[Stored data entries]
######
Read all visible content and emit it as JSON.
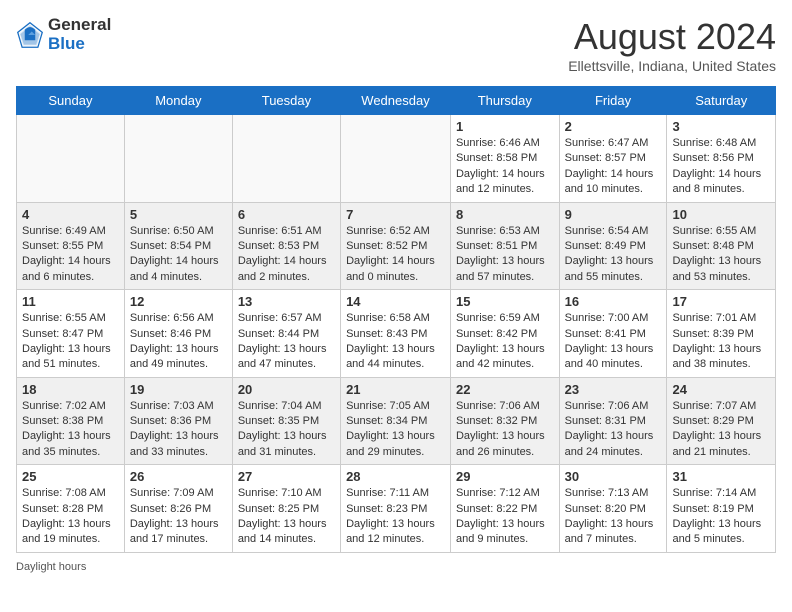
{
  "header": {
    "logo_general": "General",
    "logo_blue": "Blue",
    "month_year": "August 2024",
    "location": "Ellettsville, Indiana, United States"
  },
  "days_of_week": [
    "Sunday",
    "Monday",
    "Tuesday",
    "Wednesday",
    "Thursday",
    "Friday",
    "Saturday"
  ],
  "weeks": [
    [
      {
        "day": "",
        "text": ""
      },
      {
        "day": "",
        "text": ""
      },
      {
        "day": "",
        "text": ""
      },
      {
        "day": "",
        "text": ""
      },
      {
        "day": "1",
        "text": "Sunrise: 6:46 AM\nSunset: 8:58 PM\nDaylight: 14 hours and 12 minutes."
      },
      {
        "day": "2",
        "text": "Sunrise: 6:47 AM\nSunset: 8:57 PM\nDaylight: 14 hours and 10 minutes."
      },
      {
        "day": "3",
        "text": "Sunrise: 6:48 AM\nSunset: 8:56 PM\nDaylight: 14 hours and 8 minutes."
      }
    ],
    [
      {
        "day": "4",
        "text": "Sunrise: 6:49 AM\nSunset: 8:55 PM\nDaylight: 14 hours and 6 minutes."
      },
      {
        "day": "5",
        "text": "Sunrise: 6:50 AM\nSunset: 8:54 PM\nDaylight: 14 hours and 4 minutes."
      },
      {
        "day": "6",
        "text": "Sunrise: 6:51 AM\nSunset: 8:53 PM\nDaylight: 14 hours and 2 minutes."
      },
      {
        "day": "7",
        "text": "Sunrise: 6:52 AM\nSunset: 8:52 PM\nDaylight: 14 hours and 0 minutes."
      },
      {
        "day": "8",
        "text": "Sunrise: 6:53 AM\nSunset: 8:51 PM\nDaylight: 13 hours and 57 minutes."
      },
      {
        "day": "9",
        "text": "Sunrise: 6:54 AM\nSunset: 8:49 PM\nDaylight: 13 hours and 55 minutes."
      },
      {
        "day": "10",
        "text": "Sunrise: 6:55 AM\nSunset: 8:48 PM\nDaylight: 13 hours and 53 minutes."
      }
    ],
    [
      {
        "day": "11",
        "text": "Sunrise: 6:55 AM\nSunset: 8:47 PM\nDaylight: 13 hours and 51 minutes."
      },
      {
        "day": "12",
        "text": "Sunrise: 6:56 AM\nSunset: 8:46 PM\nDaylight: 13 hours and 49 minutes."
      },
      {
        "day": "13",
        "text": "Sunrise: 6:57 AM\nSunset: 8:44 PM\nDaylight: 13 hours and 47 minutes."
      },
      {
        "day": "14",
        "text": "Sunrise: 6:58 AM\nSunset: 8:43 PM\nDaylight: 13 hours and 44 minutes."
      },
      {
        "day": "15",
        "text": "Sunrise: 6:59 AM\nSunset: 8:42 PM\nDaylight: 13 hours and 42 minutes."
      },
      {
        "day": "16",
        "text": "Sunrise: 7:00 AM\nSunset: 8:41 PM\nDaylight: 13 hours and 40 minutes."
      },
      {
        "day": "17",
        "text": "Sunrise: 7:01 AM\nSunset: 8:39 PM\nDaylight: 13 hours and 38 minutes."
      }
    ],
    [
      {
        "day": "18",
        "text": "Sunrise: 7:02 AM\nSunset: 8:38 PM\nDaylight: 13 hours and 35 minutes."
      },
      {
        "day": "19",
        "text": "Sunrise: 7:03 AM\nSunset: 8:36 PM\nDaylight: 13 hours and 33 minutes."
      },
      {
        "day": "20",
        "text": "Sunrise: 7:04 AM\nSunset: 8:35 PM\nDaylight: 13 hours and 31 minutes."
      },
      {
        "day": "21",
        "text": "Sunrise: 7:05 AM\nSunset: 8:34 PM\nDaylight: 13 hours and 29 minutes."
      },
      {
        "day": "22",
        "text": "Sunrise: 7:06 AM\nSunset: 8:32 PM\nDaylight: 13 hours and 26 minutes."
      },
      {
        "day": "23",
        "text": "Sunrise: 7:06 AM\nSunset: 8:31 PM\nDaylight: 13 hours and 24 minutes."
      },
      {
        "day": "24",
        "text": "Sunrise: 7:07 AM\nSunset: 8:29 PM\nDaylight: 13 hours and 21 minutes."
      }
    ],
    [
      {
        "day": "25",
        "text": "Sunrise: 7:08 AM\nSunset: 8:28 PM\nDaylight: 13 hours and 19 minutes."
      },
      {
        "day": "26",
        "text": "Sunrise: 7:09 AM\nSunset: 8:26 PM\nDaylight: 13 hours and 17 minutes."
      },
      {
        "day": "27",
        "text": "Sunrise: 7:10 AM\nSunset: 8:25 PM\nDaylight: 13 hours and 14 minutes."
      },
      {
        "day": "28",
        "text": "Sunrise: 7:11 AM\nSunset: 8:23 PM\nDaylight: 13 hours and 12 minutes."
      },
      {
        "day": "29",
        "text": "Sunrise: 7:12 AM\nSunset: 8:22 PM\nDaylight: 13 hours and 9 minutes."
      },
      {
        "day": "30",
        "text": "Sunrise: 7:13 AM\nSunset: 8:20 PM\nDaylight: 13 hours and 7 minutes."
      },
      {
        "day": "31",
        "text": "Sunrise: 7:14 AM\nSunset: 8:19 PM\nDaylight: 13 hours and 5 minutes."
      }
    ]
  ],
  "footer": {
    "daylight_label": "Daylight hours"
  },
  "colors": {
    "header_bg": "#1a6fc4",
    "accent": "#1a5ca8"
  }
}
######
WRITTEN PROBLEM: Transcribe all the data word for word; the images stay out.

PROBLEM SOLUTION:
Read all visible content and emit it as JSON.
{
  "header": {
    "logo_general": "General",
    "logo_blue": "Blue",
    "month_year": "August 2024",
    "location": "Ellettsville, Indiana, United States"
  },
  "days_of_week": [
    "Sunday",
    "Monday",
    "Tuesday",
    "Wednesday",
    "Thursday",
    "Friday",
    "Saturday"
  ],
  "weeks": [
    [
      {
        "day": "",
        "text": ""
      },
      {
        "day": "",
        "text": ""
      },
      {
        "day": "",
        "text": ""
      },
      {
        "day": "",
        "text": ""
      },
      {
        "day": "1",
        "text": "Sunrise: 6:46 AM\nSunset: 8:58 PM\nDaylight: 14 hours and 12 minutes."
      },
      {
        "day": "2",
        "text": "Sunrise: 6:47 AM\nSunset: 8:57 PM\nDaylight: 14 hours and 10 minutes."
      },
      {
        "day": "3",
        "text": "Sunrise: 6:48 AM\nSunset: 8:56 PM\nDaylight: 14 hours and 8 minutes."
      }
    ],
    [
      {
        "day": "4",
        "text": "Sunrise: 6:49 AM\nSunset: 8:55 PM\nDaylight: 14 hours and 6 minutes."
      },
      {
        "day": "5",
        "text": "Sunrise: 6:50 AM\nSunset: 8:54 PM\nDaylight: 14 hours and 4 minutes."
      },
      {
        "day": "6",
        "text": "Sunrise: 6:51 AM\nSunset: 8:53 PM\nDaylight: 14 hours and 2 minutes."
      },
      {
        "day": "7",
        "text": "Sunrise: 6:52 AM\nSunset: 8:52 PM\nDaylight: 14 hours and 0 minutes."
      },
      {
        "day": "8",
        "text": "Sunrise: 6:53 AM\nSunset: 8:51 PM\nDaylight: 13 hours and 57 minutes."
      },
      {
        "day": "9",
        "text": "Sunrise: 6:54 AM\nSunset: 8:49 PM\nDaylight: 13 hours and 55 minutes."
      },
      {
        "day": "10",
        "text": "Sunrise: 6:55 AM\nSunset: 8:48 PM\nDaylight: 13 hours and 53 minutes."
      }
    ],
    [
      {
        "day": "11",
        "text": "Sunrise: 6:55 AM\nSunset: 8:47 PM\nDaylight: 13 hours and 51 minutes."
      },
      {
        "day": "12",
        "text": "Sunrise: 6:56 AM\nSunset: 8:46 PM\nDaylight: 13 hours and 49 minutes."
      },
      {
        "day": "13",
        "text": "Sunrise: 6:57 AM\nSunset: 8:44 PM\nDaylight: 13 hours and 47 minutes."
      },
      {
        "day": "14",
        "text": "Sunrise: 6:58 AM\nSunset: 8:43 PM\nDaylight: 13 hours and 44 minutes."
      },
      {
        "day": "15",
        "text": "Sunrise: 6:59 AM\nSunset: 8:42 PM\nDaylight: 13 hours and 42 minutes."
      },
      {
        "day": "16",
        "text": "Sunrise: 7:00 AM\nSunset: 8:41 PM\nDaylight: 13 hours and 40 minutes."
      },
      {
        "day": "17",
        "text": "Sunrise: 7:01 AM\nSunset: 8:39 PM\nDaylight: 13 hours and 38 minutes."
      }
    ],
    [
      {
        "day": "18",
        "text": "Sunrise: 7:02 AM\nSunset: 8:38 PM\nDaylight: 13 hours and 35 minutes."
      },
      {
        "day": "19",
        "text": "Sunrise: 7:03 AM\nSunset: 8:36 PM\nDaylight: 13 hours and 33 minutes."
      },
      {
        "day": "20",
        "text": "Sunrise: 7:04 AM\nSunset: 8:35 PM\nDaylight: 13 hours and 31 minutes."
      },
      {
        "day": "21",
        "text": "Sunrise: 7:05 AM\nSunset: 8:34 PM\nDaylight: 13 hours and 29 minutes."
      },
      {
        "day": "22",
        "text": "Sunrise: 7:06 AM\nSunset: 8:32 PM\nDaylight: 13 hours and 26 minutes."
      },
      {
        "day": "23",
        "text": "Sunrise: 7:06 AM\nSunset: 8:31 PM\nDaylight: 13 hours and 24 minutes."
      },
      {
        "day": "24",
        "text": "Sunrise: 7:07 AM\nSunset: 8:29 PM\nDaylight: 13 hours and 21 minutes."
      }
    ],
    [
      {
        "day": "25",
        "text": "Sunrise: 7:08 AM\nSunset: 8:28 PM\nDaylight: 13 hours and 19 minutes."
      },
      {
        "day": "26",
        "text": "Sunrise: 7:09 AM\nSunset: 8:26 PM\nDaylight: 13 hours and 17 minutes."
      },
      {
        "day": "27",
        "text": "Sunrise: 7:10 AM\nSunset: 8:25 PM\nDaylight: 13 hours and 14 minutes."
      },
      {
        "day": "28",
        "text": "Sunrise: 7:11 AM\nSunset: 8:23 PM\nDaylight: 13 hours and 12 minutes."
      },
      {
        "day": "29",
        "text": "Sunrise: 7:12 AM\nSunset: 8:22 PM\nDaylight: 13 hours and 9 minutes."
      },
      {
        "day": "30",
        "text": "Sunrise: 7:13 AM\nSunset: 8:20 PM\nDaylight: 13 hours and 7 minutes."
      },
      {
        "day": "31",
        "text": "Sunrise: 7:14 AM\nSunset: 8:19 PM\nDaylight: 13 hours and 5 minutes."
      }
    ]
  ],
  "footer": {
    "daylight_label": "Daylight hours"
  },
  "colors": {
    "header_bg": "#1a6fc4",
    "accent": "#1a5ca8"
  }
}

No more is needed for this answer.